## TASK BRIEF
Look for the string "Visitors" and copy every line that has it.

## Stored records
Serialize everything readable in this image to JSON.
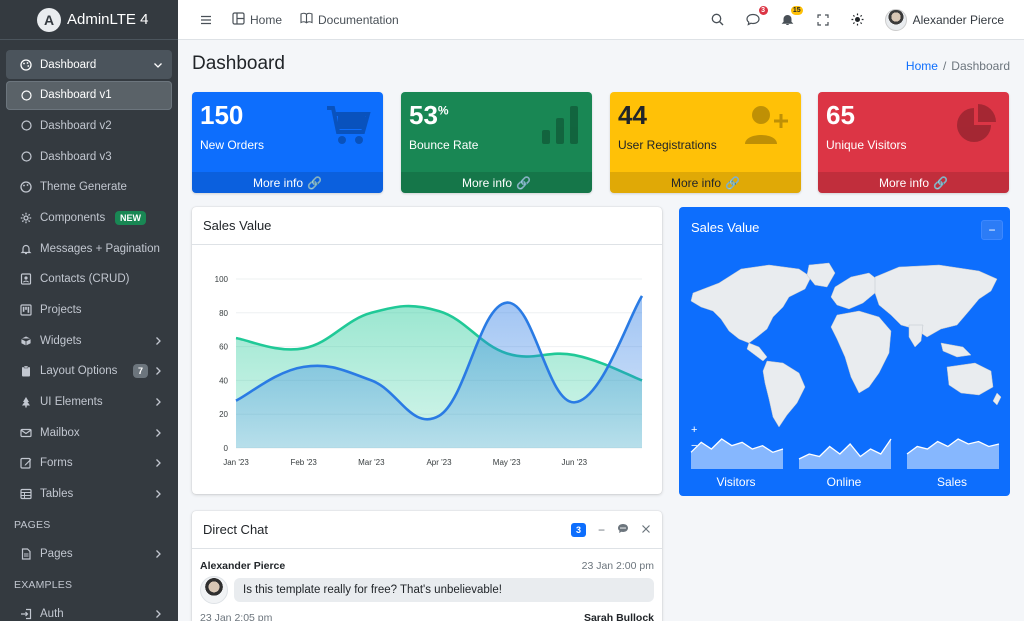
{
  "brand": {
    "name": "AdminLTE 4",
    "logo_letter": "A"
  },
  "sidebar": {
    "items": [
      {
        "label": "Dashboard",
        "icon": "palette-icon"
      },
      {
        "label": "Dashboard v1",
        "icon": "circle-icon"
      },
      {
        "label": "Dashboard v2",
        "icon": "circle-icon"
      },
      {
        "label": "Dashboard v3",
        "icon": "circle-icon"
      },
      {
        "label": "Theme Generate",
        "icon": "palette-icon"
      },
      {
        "label": "Components",
        "icon": "gear-icon",
        "badge": "NEW"
      },
      {
        "label": "Messages + Pagination",
        "icon": "bell-icon"
      },
      {
        "label": "Contacts (CRUD)",
        "icon": "contact-icon"
      },
      {
        "label": "Projects",
        "icon": "kanban-icon"
      },
      {
        "label": "Widgets",
        "icon": "box-icon"
      },
      {
        "label": "Layout Options",
        "icon": "clipboard-icon",
        "badge": "7"
      },
      {
        "label": "UI Elements",
        "icon": "tree-icon"
      },
      {
        "label": "Mailbox",
        "icon": "mail-icon"
      },
      {
        "label": "Forms",
        "icon": "pencil-icon"
      },
      {
        "label": "Tables",
        "icon": "table-icon"
      }
    ],
    "header_pages": "PAGES",
    "pages_item": "Pages",
    "header_examples": "EXAMPLES",
    "auth_item": "Auth"
  },
  "topbar": {
    "menu_icon": "hamburger-icon",
    "home": "Home",
    "documentation": "Documentation",
    "messages_badge": "3",
    "notifications_badge": "15",
    "user_name": "Alexander Pierce"
  },
  "page": {
    "title": "Dashboard",
    "breadcrumb_home": "Home",
    "breadcrumb_sep": "/",
    "breadcrumb_current": "Dashboard"
  },
  "small_boxes": [
    {
      "value": "150",
      "suffix": "",
      "label": "New Orders",
      "footer": "More info",
      "color": "#0d6efd",
      "icon": "cart-icon"
    },
    {
      "value": "53",
      "suffix": "%",
      "label": "Bounce Rate",
      "footer": "More info",
      "color": "#198754",
      "icon": "bar-chart-icon"
    },
    {
      "value": "44",
      "suffix": "",
      "label": "User Registrations",
      "footer": "More info",
      "color": "#ffc107",
      "icon": "user-plus-icon"
    },
    {
      "value": "65",
      "suffix": "",
      "label": "Unique Visitors",
      "footer": "More info",
      "color": "#dc3545",
      "icon": "pie-chart-icon"
    }
  ],
  "sales_chart": {
    "title": "Sales Value"
  },
  "chart_data": {
    "type": "area",
    "categories": [
      "Jan '23",
      "Feb '23",
      "Mar '23",
      "Apr '23",
      "May '23",
      "Jun '23",
      ""
    ],
    "series": [
      {
        "color": "#20c997",
        "values": [
          65,
          59,
          80,
          81,
          56,
          55,
          40
        ]
      },
      {
        "color": "#2a7be4",
        "values": [
          28,
          48,
          40,
          19,
          86,
          27,
          90
        ]
      }
    ],
    "ylim": [
      0,
      100
    ],
    "yticks": [
      0,
      20,
      40,
      60,
      80,
      100
    ],
    "grid": true
  },
  "map_card": {
    "title": "Sales Value",
    "collapse_label": "−",
    "zoom_in": "+",
    "zoom_out": "−",
    "sparklines": [
      {
        "label": "Visitors",
        "values": [
          5,
          8,
          6,
          9,
          7,
          8,
          6,
          7,
          5,
          6
        ]
      },
      {
        "label": "Online",
        "values": [
          4,
          6,
          5,
          9,
          6,
          10,
          5,
          8,
          6,
          12
        ]
      },
      {
        "label": "Sales",
        "values": [
          6,
          9,
          8,
          11,
          9,
          12,
          10,
          11,
          9,
          10
        ]
      }
    ]
  },
  "chat": {
    "title": "Direct Chat",
    "badge": "3",
    "messages": [
      {
        "name": "Alexander Pierce",
        "time": "23 Jan 2:00 pm",
        "text": "Is this template really for free? That's unbelievable!"
      },
      {
        "name": "Sarah Bullock",
        "time": "23 Jan 2:05 pm"
      }
    ]
  }
}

## EXPECTED OUTPUT
      "label": "Unique Visitors",
        "label": "Visitors",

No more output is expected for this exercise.